■ Task inputs:
— Start —

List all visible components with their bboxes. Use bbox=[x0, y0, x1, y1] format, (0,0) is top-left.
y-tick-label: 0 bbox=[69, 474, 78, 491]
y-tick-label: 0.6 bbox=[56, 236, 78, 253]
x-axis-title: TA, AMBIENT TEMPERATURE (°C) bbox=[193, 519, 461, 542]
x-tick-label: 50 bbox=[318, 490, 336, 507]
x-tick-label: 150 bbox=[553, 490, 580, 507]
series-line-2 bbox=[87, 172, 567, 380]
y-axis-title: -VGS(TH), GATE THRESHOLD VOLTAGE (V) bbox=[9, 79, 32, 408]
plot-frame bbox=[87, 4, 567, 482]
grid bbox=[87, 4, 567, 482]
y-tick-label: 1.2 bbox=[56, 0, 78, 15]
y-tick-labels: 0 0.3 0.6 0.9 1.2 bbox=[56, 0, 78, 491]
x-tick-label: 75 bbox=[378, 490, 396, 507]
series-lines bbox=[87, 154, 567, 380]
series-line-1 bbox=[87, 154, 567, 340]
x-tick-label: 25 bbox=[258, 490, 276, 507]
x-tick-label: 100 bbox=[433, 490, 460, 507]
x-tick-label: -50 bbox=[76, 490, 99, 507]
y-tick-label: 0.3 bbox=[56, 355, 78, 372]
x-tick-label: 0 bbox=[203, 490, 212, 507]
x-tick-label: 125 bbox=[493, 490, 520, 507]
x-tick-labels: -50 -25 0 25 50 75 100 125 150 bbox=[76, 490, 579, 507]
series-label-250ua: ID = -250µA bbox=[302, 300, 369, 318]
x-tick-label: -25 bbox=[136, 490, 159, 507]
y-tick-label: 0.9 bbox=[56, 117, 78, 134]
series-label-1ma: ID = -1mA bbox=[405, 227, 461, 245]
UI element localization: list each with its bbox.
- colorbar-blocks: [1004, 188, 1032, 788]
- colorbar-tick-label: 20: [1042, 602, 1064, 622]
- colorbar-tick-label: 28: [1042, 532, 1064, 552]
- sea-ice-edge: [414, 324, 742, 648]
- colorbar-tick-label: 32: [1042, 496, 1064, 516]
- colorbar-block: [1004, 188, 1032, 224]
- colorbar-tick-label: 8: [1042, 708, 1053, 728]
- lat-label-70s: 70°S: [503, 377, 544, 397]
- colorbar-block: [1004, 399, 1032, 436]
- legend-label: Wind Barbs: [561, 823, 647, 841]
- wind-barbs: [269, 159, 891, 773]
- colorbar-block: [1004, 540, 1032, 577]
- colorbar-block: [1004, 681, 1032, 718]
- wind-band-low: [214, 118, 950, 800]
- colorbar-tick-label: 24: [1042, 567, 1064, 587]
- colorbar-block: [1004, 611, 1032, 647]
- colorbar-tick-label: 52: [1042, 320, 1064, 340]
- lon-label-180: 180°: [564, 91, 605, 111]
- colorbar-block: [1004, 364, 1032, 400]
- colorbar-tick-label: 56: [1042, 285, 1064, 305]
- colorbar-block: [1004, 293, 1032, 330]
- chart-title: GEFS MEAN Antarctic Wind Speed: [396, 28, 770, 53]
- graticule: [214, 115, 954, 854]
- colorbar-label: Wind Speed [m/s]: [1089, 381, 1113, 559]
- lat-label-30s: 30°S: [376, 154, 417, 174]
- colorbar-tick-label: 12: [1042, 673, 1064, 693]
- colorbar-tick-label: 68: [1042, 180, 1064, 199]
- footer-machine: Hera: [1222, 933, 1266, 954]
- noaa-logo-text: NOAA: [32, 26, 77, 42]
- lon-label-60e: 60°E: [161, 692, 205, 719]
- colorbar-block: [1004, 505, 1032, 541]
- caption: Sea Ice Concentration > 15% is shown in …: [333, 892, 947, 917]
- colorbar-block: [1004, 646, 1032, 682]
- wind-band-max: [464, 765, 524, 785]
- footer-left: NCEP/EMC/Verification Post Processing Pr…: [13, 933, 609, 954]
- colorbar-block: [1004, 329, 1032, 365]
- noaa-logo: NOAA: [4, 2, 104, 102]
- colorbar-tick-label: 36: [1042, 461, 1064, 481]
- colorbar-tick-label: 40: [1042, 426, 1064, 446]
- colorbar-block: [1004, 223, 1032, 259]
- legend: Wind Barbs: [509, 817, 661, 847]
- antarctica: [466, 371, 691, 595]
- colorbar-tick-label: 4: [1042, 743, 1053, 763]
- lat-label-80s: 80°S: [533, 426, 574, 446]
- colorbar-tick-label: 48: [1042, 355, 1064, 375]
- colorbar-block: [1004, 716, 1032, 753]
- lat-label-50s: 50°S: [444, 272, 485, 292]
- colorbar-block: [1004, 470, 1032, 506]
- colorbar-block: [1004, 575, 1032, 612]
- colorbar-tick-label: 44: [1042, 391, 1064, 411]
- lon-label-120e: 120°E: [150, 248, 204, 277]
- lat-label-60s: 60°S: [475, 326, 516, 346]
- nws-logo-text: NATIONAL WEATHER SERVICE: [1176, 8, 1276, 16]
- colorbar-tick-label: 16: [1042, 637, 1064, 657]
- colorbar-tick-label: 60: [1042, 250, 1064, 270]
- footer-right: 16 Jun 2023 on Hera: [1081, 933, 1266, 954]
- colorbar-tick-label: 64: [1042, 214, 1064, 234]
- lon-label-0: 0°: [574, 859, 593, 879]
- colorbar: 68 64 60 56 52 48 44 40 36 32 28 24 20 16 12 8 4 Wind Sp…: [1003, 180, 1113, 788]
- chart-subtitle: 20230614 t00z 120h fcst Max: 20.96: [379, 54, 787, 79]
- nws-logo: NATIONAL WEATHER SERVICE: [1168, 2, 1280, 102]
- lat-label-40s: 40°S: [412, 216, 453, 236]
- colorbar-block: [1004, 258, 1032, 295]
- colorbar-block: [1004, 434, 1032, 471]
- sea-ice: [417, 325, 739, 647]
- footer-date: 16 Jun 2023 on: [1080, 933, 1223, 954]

— End —

■ Given instruction:
Reproduce the material verbatim, starting at its first line and ending at the line that contains "x-tick-label: -25 bbox=[136, 490, 159, 507]", with both of those lines included.

■ Reply to the exercise:
List all visible components with their bboxes. Use bbox=[x0, y0, x1, y1] format, (0,0) is top-left.
y-tick-label: 0 bbox=[69, 474, 78, 491]
y-tick-label: 0.6 bbox=[56, 236, 78, 253]
x-axis-title: TA, AMBIENT TEMPERATURE (°C) bbox=[193, 519, 461, 542]
x-tick-label: 50 bbox=[318, 490, 336, 507]
x-tick-label: 150 bbox=[553, 490, 580, 507]
series-line-2 bbox=[87, 172, 567, 380]
y-axis-title: -VGS(TH), GATE THRESHOLD VOLTAGE (V) bbox=[9, 79, 32, 408]
plot-frame bbox=[87, 4, 567, 482]
grid bbox=[87, 4, 567, 482]
y-tick-label: 1.2 bbox=[56, 0, 78, 15]
y-tick-labels: 0 0.3 0.6 0.9 1.2 bbox=[56, 0, 78, 491]
x-tick-label: 75 bbox=[378, 490, 396, 507]
series-lines bbox=[87, 154, 567, 380]
series-line-1 bbox=[87, 154, 567, 340]
x-tick-label: 25 bbox=[258, 490, 276, 507]
x-tick-label: 100 bbox=[433, 490, 460, 507]
x-tick-label: -50 bbox=[76, 490, 99, 507]
y-tick-label: 0.3 bbox=[56, 355, 78, 372]
x-tick-label: 0 bbox=[203, 490, 212, 507]
x-tick-label: 125 bbox=[493, 490, 520, 507]
x-tick-labels: -50 -25 0 25 50 75 100 125 150 bbox=[76, 490, 579, 507]
series-label-250ua: ID = -250µA bbox=[302, 300, 369, 318]
x-tick-label: -25 bbox=[136, 490, 159, 507]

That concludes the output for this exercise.